§ Extracted entries

######

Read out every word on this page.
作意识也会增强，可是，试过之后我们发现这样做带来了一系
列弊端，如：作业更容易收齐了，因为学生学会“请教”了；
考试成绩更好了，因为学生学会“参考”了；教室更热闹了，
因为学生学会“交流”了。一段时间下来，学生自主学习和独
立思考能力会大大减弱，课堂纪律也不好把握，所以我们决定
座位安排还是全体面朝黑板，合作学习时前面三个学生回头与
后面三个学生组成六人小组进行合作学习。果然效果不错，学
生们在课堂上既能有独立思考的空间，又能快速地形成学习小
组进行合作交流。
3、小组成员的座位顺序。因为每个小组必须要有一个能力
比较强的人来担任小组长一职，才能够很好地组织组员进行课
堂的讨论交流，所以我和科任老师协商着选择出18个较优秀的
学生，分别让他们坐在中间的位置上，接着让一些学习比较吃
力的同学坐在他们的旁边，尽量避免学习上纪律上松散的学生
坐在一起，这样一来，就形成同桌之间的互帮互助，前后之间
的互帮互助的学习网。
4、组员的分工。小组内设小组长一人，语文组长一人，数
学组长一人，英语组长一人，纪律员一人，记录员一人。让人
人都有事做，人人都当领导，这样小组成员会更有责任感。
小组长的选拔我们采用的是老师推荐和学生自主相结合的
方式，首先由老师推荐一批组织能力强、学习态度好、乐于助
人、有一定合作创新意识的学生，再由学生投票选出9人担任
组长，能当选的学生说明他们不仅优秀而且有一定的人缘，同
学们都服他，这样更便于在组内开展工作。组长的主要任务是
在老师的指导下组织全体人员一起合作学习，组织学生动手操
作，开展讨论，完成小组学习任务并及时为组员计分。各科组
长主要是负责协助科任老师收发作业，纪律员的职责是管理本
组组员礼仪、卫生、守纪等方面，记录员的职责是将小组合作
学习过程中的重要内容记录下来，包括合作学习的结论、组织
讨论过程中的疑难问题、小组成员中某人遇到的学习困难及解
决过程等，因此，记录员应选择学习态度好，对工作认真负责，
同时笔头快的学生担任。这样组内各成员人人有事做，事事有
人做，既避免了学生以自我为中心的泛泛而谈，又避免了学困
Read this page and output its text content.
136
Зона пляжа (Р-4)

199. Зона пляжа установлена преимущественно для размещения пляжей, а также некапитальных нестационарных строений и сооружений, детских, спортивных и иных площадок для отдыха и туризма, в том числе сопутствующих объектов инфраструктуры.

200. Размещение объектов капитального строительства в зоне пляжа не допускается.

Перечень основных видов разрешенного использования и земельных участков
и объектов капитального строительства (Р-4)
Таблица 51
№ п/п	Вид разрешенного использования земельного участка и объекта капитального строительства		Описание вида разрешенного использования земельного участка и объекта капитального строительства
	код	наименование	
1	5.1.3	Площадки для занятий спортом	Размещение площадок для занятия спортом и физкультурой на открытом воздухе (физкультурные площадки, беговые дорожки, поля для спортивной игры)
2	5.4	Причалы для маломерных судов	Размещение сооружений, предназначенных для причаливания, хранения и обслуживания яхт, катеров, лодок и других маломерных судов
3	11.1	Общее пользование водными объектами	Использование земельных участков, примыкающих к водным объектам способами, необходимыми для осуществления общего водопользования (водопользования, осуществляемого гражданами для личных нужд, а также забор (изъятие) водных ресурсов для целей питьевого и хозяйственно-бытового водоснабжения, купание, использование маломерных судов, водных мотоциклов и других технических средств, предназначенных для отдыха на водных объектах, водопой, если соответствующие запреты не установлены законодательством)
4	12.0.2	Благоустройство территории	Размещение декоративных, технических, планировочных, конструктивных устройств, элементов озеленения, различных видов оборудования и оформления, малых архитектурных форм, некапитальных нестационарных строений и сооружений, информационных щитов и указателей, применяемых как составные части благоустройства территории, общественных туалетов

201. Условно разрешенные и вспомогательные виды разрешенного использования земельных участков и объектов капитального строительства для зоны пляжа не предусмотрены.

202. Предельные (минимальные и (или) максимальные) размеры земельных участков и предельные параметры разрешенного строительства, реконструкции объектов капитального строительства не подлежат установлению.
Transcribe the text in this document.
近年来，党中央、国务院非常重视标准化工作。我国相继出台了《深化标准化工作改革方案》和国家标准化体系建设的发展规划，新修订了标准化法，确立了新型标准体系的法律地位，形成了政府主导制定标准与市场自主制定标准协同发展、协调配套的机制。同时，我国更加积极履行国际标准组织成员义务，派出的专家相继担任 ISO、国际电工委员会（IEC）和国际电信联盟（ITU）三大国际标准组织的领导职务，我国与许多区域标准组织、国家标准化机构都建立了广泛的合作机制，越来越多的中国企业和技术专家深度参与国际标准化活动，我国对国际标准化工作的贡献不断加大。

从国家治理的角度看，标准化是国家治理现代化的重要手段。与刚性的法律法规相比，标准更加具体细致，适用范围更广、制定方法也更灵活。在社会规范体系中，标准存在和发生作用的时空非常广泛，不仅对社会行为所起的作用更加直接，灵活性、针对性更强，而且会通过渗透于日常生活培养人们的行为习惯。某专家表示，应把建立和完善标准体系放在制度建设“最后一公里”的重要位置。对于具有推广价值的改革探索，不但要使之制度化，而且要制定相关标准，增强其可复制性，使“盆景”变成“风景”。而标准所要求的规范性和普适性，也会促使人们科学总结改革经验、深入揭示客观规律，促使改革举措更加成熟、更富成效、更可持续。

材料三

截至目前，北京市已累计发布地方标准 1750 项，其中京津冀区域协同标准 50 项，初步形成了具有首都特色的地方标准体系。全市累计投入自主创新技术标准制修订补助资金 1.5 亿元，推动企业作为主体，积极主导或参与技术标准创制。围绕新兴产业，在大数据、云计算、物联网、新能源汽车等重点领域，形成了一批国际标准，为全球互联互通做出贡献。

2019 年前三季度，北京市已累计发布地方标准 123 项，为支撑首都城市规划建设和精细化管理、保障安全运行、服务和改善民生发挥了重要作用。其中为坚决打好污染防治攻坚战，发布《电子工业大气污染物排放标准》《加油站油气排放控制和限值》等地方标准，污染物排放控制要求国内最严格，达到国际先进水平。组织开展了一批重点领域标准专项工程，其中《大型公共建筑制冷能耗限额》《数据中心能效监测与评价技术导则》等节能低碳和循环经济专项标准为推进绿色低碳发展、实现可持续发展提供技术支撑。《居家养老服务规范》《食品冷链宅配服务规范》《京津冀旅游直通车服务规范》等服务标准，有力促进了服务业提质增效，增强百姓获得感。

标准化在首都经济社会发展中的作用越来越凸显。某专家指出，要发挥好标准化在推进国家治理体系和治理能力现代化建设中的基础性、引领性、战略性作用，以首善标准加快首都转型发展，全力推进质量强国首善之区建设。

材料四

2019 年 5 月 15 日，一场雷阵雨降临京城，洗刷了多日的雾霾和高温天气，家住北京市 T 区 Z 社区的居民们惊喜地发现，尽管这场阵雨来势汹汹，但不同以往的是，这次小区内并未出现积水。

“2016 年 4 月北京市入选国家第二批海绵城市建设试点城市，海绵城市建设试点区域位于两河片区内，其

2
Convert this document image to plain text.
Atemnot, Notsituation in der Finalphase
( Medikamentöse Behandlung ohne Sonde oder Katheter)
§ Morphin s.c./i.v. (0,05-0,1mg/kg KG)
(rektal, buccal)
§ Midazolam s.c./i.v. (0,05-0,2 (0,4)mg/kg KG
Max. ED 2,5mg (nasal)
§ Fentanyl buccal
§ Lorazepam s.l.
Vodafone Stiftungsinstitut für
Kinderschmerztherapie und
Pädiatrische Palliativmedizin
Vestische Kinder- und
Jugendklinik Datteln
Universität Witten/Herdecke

######

§ What to work on
Find every line above that contains the word "Размещение", and return each one.

§ Written answer
200. Размещение объектов капитального строительства в зоне пляжа не допускается.
1	5.1.3	Площадки для занятий спортом	Размещение площадок для занятия спортом и физкультурой на открытом воздухе (физкультурные площадки, беговые дорожки, поля для спортивной игры)
2	5.4	Причалы для маломерных судов	Размещение сооружений, предназначенных для причаливания, хранения и обслуживания яхт, катеров, лодок и других маломерных судов
4	12.0.2	Благоустройство территории	Размещение декоративных, технических, планировочных, конструктивных устройств, элементов озеленения, различных видов оборудования и оформления, малых архитектурных форм, некапитальных нестационарных строений и сооружений, информационных щитов и указателей, применяемых как составные части благоустройства территории, общественных туалетов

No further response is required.